Hunt for the word "sitemas" across the entries below, copying each line that holds it.

— start —

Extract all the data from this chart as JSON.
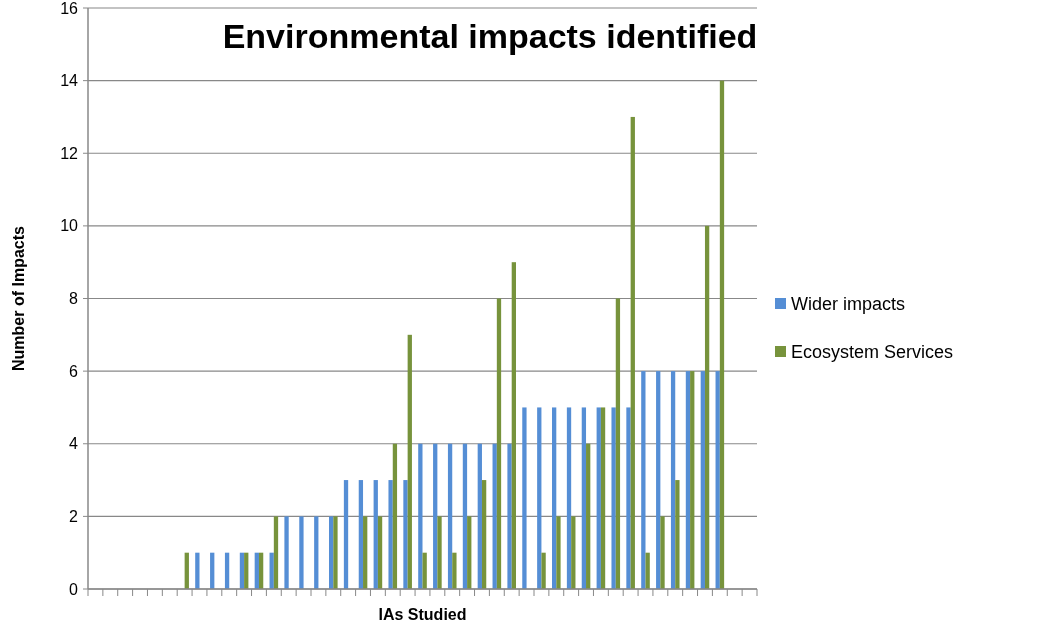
{
  "chart_data": {
    "type": "bar",
    "title": "Environmental impacts identified",
    "xlabel": "IAs Studied",
    "ylabel": "Number of Impacts",
    "categories": [
      null,
      null,
      null,
      null,
      null,
      null,
      null,
      null,
      null,
      null,
      null,
      null,
      null,
      null,
      null,
      null,
      null,
      null,
      null,
      null,
      null,
      null,
      null,
      null,
      null,
      null,
      null,
      null,
      null,
      null,
      null,
      null,
      null,
      null,
      null,
      null,
      null,
      null,
      null,
      null,
      null,
      null,
      null,
      null,
      null
    ],
    "series": [
      {
        "name": "Wider impacts",
        "color": "#558ed5",
        "values": [
          0,
          0,
          0,
          0,
          0,
          0,
          0,
          1,
          1,
          1,
          1,
          1,
          1,
          2,
          2,
          2,
          2,
          3,
          3,
          3,
          3,
          3,
          4,
          4,
          4,
          4,
          4,
          4,
          4,
          5,
          5,
          5,
          5,
          5,
          5,
          5,
          5,
          6,
          6,
          6,
          6,
          6,
          6,
          0,
          0
        ]
      },
      {
        "name": "Ecosystem Services",
        "color": "#77933c",
        "values": [
          0,
          0,
          0,
          0,
          0,
          0,
          1,
          0,
          0,
          0,
          1,
          1,
          2,
          0,
          0,
          0,
          2,
          0,
          2,
          2,
          4,
          7,
          1,
          2,
          1,
          2,
          3,
          8,
          9,
          0,
          1,
          2,
          2,
          4,
          5,
          8,
          13,
          1,
          2,
          3,
          6,
          10,
          14,
          0,
          0
        ]
      }
    ],
    "ylim": [
      0,
      16
    ],
    "yticks": [
      0,
      2,
      4,
      6,
      8,
      10,
      12,
      14,
      16
    ],
    "grid": "y",
    "legend": "right"
  }
}
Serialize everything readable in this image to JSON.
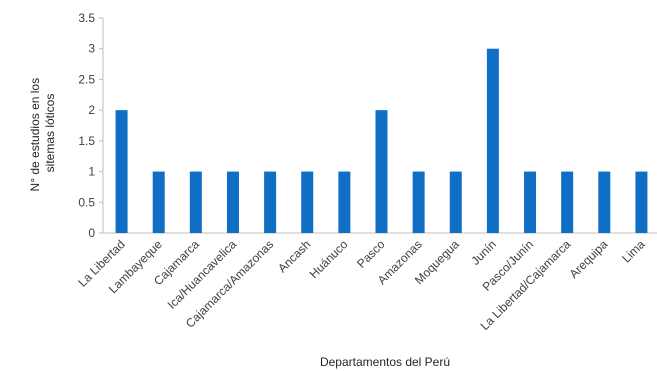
{
  "chart_data": {
    "type": "bar",
    "xlabel": "Departamentos del Perú",
    "ylabel": "N° de estudios en los sitemas lóticos",
    "ylabel_lines": [
      "N° de estudios en los",
      "sitemas lóticos"
    ],
    "ylim": [
      0,
      3.5
    ],
    "yticks": [
      "0",
      "0.5",
      "1",
      "1.5",
      "2",
      "2.5",
      "3",
      "3.5"
    ],
    "ytick_values": [
      0,
      0.5,
      1,
      1.5,
      2,
      2.5,
      3,
      3.5
    ],
    "grid": false,
    "legend": "none",
    "bar_color": "#0F6FC6",
    "categories": [
      "La Libertad",
      "Lambayeque",
      "Cajamarca",
      "Ica/Huancavelica",
      "Cajamarca/Amazonas",
      "Ancash",
      "Huánuco",
      "Pasco",
      "Amazonas",
      "Moquegua",
      "Junín",
      "Pasco/Junín",
      "La Libertad/Cajamarca",
      "Arequipa",
      "Lima"
    ],
    "values": [
      2,
      1,
      1,
      1,
      1,
      1,
      1,
      2,
      1,
      1,
      3,
      1,
      1,
      1,
      1
    ]
  }
}
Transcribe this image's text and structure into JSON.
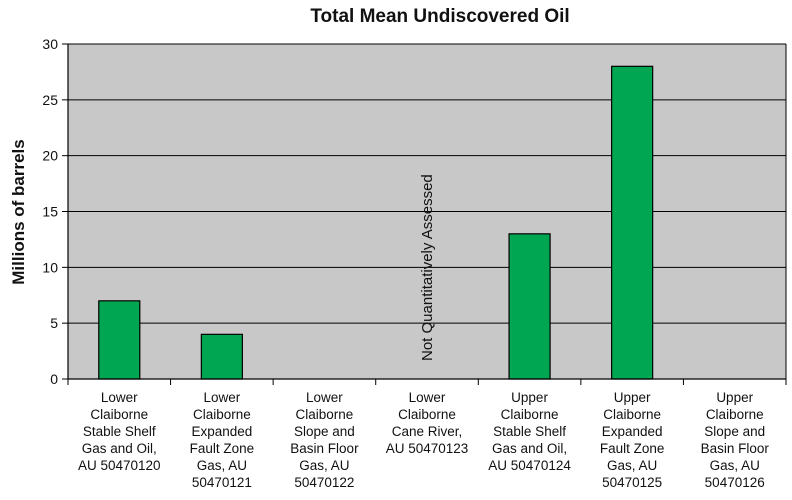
{
  "chart_data": {
    "type": "bar",
    "title": "Total Mean Undiscovered Oil",
    "ylabel": "Millions of barrels",
    "xlabel": "",
    "ylim": [
      0,
      30
    ],
    "yticks": [
      0,
      5,
      10,
      15,
      20,
      25,
      30
    ],
    "grid": true,
    "legend": "none",
    "categories": [
      [
        "Lower",
        "Claiborne",
        "Stable Shelf",
        "Gas and Oil,",
        "AU 50470120"
      ],
      [
        "Lower",
        "Claiborne",
        "Expanded",
        "Fault Zone",
        "Gas, AU",
        "50470121"
      ],
      [
        "Lower",
        "Claiborne",
        "Slope and",
        "Basin Floor",
        "Gas, AU",
        "50470122"
      ],
      [
        "Lower",
        "Claiborne",
        "Cane River,",
        "AU 50470123"
      ],
      [
        "Upper",
        "Claiborne",
        "Stable Shelf",
        "Gas and Oil,",
        "AU 50470124"
      ],
      [
        "Upper",
        "Claiborne",
        "Expanded",
        "Fault Zone",
        "Gas, AU",
        "50470125"
      ],
      [
        "Upper",
        "Claiborne",
        "Slope and",
        "Basin Floor",
        "Gas, AU",
        "50470126"
      ]
    ],
    "values": [
      7,
      4,
      0,
      null,
      13,
      28,
      0
    ],
    "annotations": [
      {
        "category_index": 3,
        "text": "Not Quantitatively Assessed"
      }
    ],
    "colors": {
      "bar": "#00a651",
      "plot_bg": "#c8c8c8",
      "grid": "#000000"
    }
  }
}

— end —

§ **Exercise response**:
    "ylabel": "N° de estudios en los sitemas lóticos",
      "sitemas lóticos"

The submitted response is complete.